» **Problem details**: Everything in the listing should be restated word for word.
• • • • • • •
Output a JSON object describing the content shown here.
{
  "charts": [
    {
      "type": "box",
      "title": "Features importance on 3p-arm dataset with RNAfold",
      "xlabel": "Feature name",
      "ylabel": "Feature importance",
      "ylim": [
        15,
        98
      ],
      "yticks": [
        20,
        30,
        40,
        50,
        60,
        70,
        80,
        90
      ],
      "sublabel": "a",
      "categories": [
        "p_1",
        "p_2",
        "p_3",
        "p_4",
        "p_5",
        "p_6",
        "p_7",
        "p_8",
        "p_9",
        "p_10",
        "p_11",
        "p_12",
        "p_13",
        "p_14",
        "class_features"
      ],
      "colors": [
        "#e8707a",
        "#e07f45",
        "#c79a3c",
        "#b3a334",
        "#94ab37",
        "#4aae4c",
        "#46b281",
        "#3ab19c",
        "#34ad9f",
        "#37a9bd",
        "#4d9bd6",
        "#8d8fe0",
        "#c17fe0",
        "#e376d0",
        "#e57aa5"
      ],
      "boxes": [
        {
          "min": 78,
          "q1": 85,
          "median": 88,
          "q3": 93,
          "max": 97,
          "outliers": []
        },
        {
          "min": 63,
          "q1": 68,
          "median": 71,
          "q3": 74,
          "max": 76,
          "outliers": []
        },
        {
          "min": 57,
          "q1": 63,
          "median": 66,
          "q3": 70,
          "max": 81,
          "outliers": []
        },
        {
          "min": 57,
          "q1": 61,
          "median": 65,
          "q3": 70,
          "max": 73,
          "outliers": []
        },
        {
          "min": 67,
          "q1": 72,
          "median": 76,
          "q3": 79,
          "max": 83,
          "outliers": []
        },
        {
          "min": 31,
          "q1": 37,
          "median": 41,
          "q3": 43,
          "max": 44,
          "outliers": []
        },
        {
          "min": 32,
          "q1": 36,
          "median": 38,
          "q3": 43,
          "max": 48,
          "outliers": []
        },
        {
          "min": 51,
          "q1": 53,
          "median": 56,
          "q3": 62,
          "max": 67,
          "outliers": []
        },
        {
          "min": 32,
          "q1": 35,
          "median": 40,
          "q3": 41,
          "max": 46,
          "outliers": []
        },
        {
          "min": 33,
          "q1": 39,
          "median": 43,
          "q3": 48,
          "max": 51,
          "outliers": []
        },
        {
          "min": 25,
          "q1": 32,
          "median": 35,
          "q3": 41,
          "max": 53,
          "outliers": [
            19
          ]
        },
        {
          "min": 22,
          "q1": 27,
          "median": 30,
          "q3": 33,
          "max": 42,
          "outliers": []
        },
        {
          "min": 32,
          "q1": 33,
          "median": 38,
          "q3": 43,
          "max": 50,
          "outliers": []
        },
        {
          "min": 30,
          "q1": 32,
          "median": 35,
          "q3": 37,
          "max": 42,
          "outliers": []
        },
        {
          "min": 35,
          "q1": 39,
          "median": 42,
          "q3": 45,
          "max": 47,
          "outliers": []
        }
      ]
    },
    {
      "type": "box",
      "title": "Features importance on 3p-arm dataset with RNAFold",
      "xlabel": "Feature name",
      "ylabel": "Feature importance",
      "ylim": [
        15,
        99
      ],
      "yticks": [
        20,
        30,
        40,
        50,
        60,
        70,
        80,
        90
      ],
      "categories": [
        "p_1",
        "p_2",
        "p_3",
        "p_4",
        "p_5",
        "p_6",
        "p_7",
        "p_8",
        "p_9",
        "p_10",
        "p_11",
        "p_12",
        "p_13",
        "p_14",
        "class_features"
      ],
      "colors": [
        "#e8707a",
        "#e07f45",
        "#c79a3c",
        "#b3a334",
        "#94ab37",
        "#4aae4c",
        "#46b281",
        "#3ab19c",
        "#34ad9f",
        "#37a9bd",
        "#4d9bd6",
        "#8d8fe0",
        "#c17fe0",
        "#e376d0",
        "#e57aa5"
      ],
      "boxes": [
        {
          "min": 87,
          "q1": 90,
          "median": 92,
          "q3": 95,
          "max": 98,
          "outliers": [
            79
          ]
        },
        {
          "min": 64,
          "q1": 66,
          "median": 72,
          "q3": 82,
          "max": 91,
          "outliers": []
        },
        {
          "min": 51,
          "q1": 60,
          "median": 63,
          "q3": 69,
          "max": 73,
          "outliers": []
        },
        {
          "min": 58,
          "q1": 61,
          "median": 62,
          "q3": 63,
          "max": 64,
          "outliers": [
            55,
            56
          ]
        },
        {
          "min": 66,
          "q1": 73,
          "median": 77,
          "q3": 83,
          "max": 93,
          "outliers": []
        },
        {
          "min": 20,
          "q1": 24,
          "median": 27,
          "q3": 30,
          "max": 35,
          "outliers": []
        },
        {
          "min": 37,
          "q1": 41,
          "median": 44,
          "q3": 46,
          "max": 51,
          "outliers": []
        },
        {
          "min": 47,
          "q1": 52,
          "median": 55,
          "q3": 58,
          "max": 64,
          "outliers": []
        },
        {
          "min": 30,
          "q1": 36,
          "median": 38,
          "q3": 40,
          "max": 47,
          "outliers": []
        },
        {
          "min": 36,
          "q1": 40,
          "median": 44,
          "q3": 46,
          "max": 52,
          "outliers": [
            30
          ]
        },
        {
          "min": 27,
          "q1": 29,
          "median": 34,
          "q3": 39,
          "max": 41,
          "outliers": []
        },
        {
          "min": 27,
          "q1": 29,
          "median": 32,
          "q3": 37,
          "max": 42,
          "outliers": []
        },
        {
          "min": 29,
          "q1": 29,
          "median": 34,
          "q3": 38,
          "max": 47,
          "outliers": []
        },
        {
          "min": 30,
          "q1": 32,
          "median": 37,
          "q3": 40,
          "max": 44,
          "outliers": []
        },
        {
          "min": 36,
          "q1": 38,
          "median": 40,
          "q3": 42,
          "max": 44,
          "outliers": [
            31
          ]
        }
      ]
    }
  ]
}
• • • • • • •
» **Written response**:
Output a JSON object describing the content shown here.
{
  "charts": [
    {
      "type": "box",
      "title": "Features importance on 3p-arm dataset with RNAfold",
      "xlabel": "Feature name",
      "ylabel": "Feature importance",
      "ylim": [
        15,
        98
      ],
      "yticks": [
        20,
        30,
        40,
        50,
        60,
        70,
        80,
        90
      ],
      "sublabel": "a",
      "categories": [
        "p_1",
        "p_2",
        "p_3",
        "p_4",
        "p_5",
        "p_6",
        "p_7",
        "p_8",
        "p_9",
        "p_10",
        "p_11",
        "p_12",
        "p_13",
        "p_14",
        "class_features"
      ],
      "colors": [
        "#e8707a",
        "#e07f45",
        "#c79a3c",
        "#b3a334",
        "#94ab37",
        "#4aae4c",
        "#46b281",
        "#3ab19c",
        "#34ad9f",
        "#37a9bd",
        "#4d9bd6",
        "#8d8fe0",
        "#c17fe0",
        "#e376d0",
        "#e57aa5"
      ],
      "boxes": [
        {
          "min": 78,
          "q1": 85,
          "median": 88,
          "q3": 93,
          "max": 97,
          "outliers": []
        },
        {
          "min": 63,
          "q1": 68,
          "median": 71,
          "q3": 74,
          "max": 76,
          "outliers": []
        },
        {
          "min": 57,
          "q1": 63,
          "median": 66,
          "q3": 70,
          "max": 81,
          "outliers": []
        },
        {
          "min": 57,
          "q1": 61,
          "median": 65,
          "q3": 70,
          "max": 73,
          "outliers": []
        },
        {
          "min": 67,
          "q1": 72,
          "median": 76,
          "q3": 79,
          "max": 83,
          "outliers": []
        },
        {
          "min": 31,
          "q1": 37,
          "median": 41,
          "q3": 43,
          "max": 44,
          "outliers": []
        },
        {
          "min": 32,
          "q1": 36,
          "median": 38,
          "q3": 43,
          "max": 48,
          "outliers": []
        },
        {
          "min": 51,
          "q1": 53,
          "median": 56,
          "q3": 62,
          "max": 67,
          "outliers": []
        },
        {
          "min": 32,
          "q1": 35,
          "median": 40,
          "q3": 41,
          "max": 46,
          "outliers": []
        },
        {
          "min": 33,
          "q1": 39,
          "median": 43,
          "q3": 48,
          "max": 51,
          "outliers": []
        },
        {
          "min": 25,
          "q1": 32,
          "median": 35,
          "q3": 41,
          "max": 53,
          "outliers": [
            19
          ]
        },
        {
          "min": 22,
          "q1": 27,
          "median": 30,
          "q3": 33,
          "max": 42,
          "outliers": []
        },
        {
          "min": 32,
          "q1": 33,
          "median": 38,
          "q3": 43,
          "max": 50,
          "outliers": []
        },
        {
          "min": 30,
          "q1": 32,
          "median": 35,
          "q3": 37,
          "max": 42,
          "outliers": []
        },
        {
          "min": 35,
          "q1": 39,
          "median": 42,
          "q3": 45,
          "max": 47,
          "outliers": []
        }
      ]
    },
    {
      "type": "box",
      "title": "Features importance on 3p-arm dataset with RNAFold",
      "xlabel": "Feature name",
      "ylabel": "Feature importance",
      "ylim": [
        15,
        99
      ],
      "yticks": [
        20,
        30,
        40,
        50,
        60,
        70,
        80,
        90
      ],
      "categories": [
        "p_1",
        "p_2",
        "p_3",
        "p_4",
        "p_5",
        "p_6",
        "p_7",
        "p_8",
        "p_9",
        "p_10",
        "p_11",
        "p_12",
        "p_13",
        "p_14",
        "class_features"
      ],
      "colors": [
        "#e8707a",
        "#e07f45",
        "#c79a3c",
        "#b3a334",
        "#94ab37",
        "#4aae4c",
        "#46b281",
        "#3ab19c",
        "#34ad9f",
        "#37a9bd",
        "#4d9bd6",
        "#8d8fe0",
        "#c17fe0",
        "#e376d0",
        "#e57aa5"
      ],
      "boxes": [
        {
          "min": 87,
          "q1": 90,
          "median": 92,
          "q3": 95,
          "max": 98,
          "outliers": [
            79
          ]
        },
        {
          "min": 64,
          "q1": 66,
          "median": 72,
          "q3": 82,
          "max": 91,
          "outliers": []
        },
        {
          "min": 51,
          "q1": 60,
          "median": 63,
          "q3": 69,
          "max": 73,
          "outliers": []
        },
        {
          "min": 58,
          "q1": 61,
          "median": 62,
          "q3": 63,
          "max": 64,
          "outliers": [
            55,
            56
          ]
        },
        {
          "min": 66,
          "q1": 73,
          "median": 77,
          "q3": 83,
          "max": 93,
          "outliers": []
        },
        {
          "min": 20,
          "q1": 24,
          "median": 27,
          "q3": 30,
          "max": 35,
          "outliers": []
        },
        {
          "min": 37,
          "q1": 41,
          "median": 44,
          "q3": 46,
          "max": 51,
          "outliers": []
        },
        {
          "min": 47,
          "q1": 52,
          "median": 55,
          "q3": 58,
          "max": 64,
          "outliers": []
        },
        {
          "min": 30,
          "q1": 36,
          "median": 38,
          "q3": 40,
          "max": 47,
          "outliers": []
        },
        {
          "min": 36,
          "q1": 40,
          "median": 44,
          "q3": 46,
          "max": 52,
          "outliers": [
            30
          ]
        },
        {
          "min": 27,
          "q1": 29,
          "median": 34,
          "q3": 39,
          "max": 41,
          "outliers": []
        },
        {
          "min": 27,
          "q1": 29,
          "median": 32,
          "q3": 37,
          "max": 42,
          "outliers": []
        },
        {
          "min": 29,
          "q1": 29,
          "median": 34,
          "q3": 38,
          "max": 47,
          "outliers": []
        },
        {
          "min": 30,
          "q1": 32,
          "median": 37,
          "q3": 40,
          "max": 44,
          "outliers": []
        },
        {
          "min": 36,
          "q1": 38,
          "median": 40,
          "q3": 42,
          "max": 44,
          "outliers": [
            31
          ]
        }
      ]
    }
  ]
}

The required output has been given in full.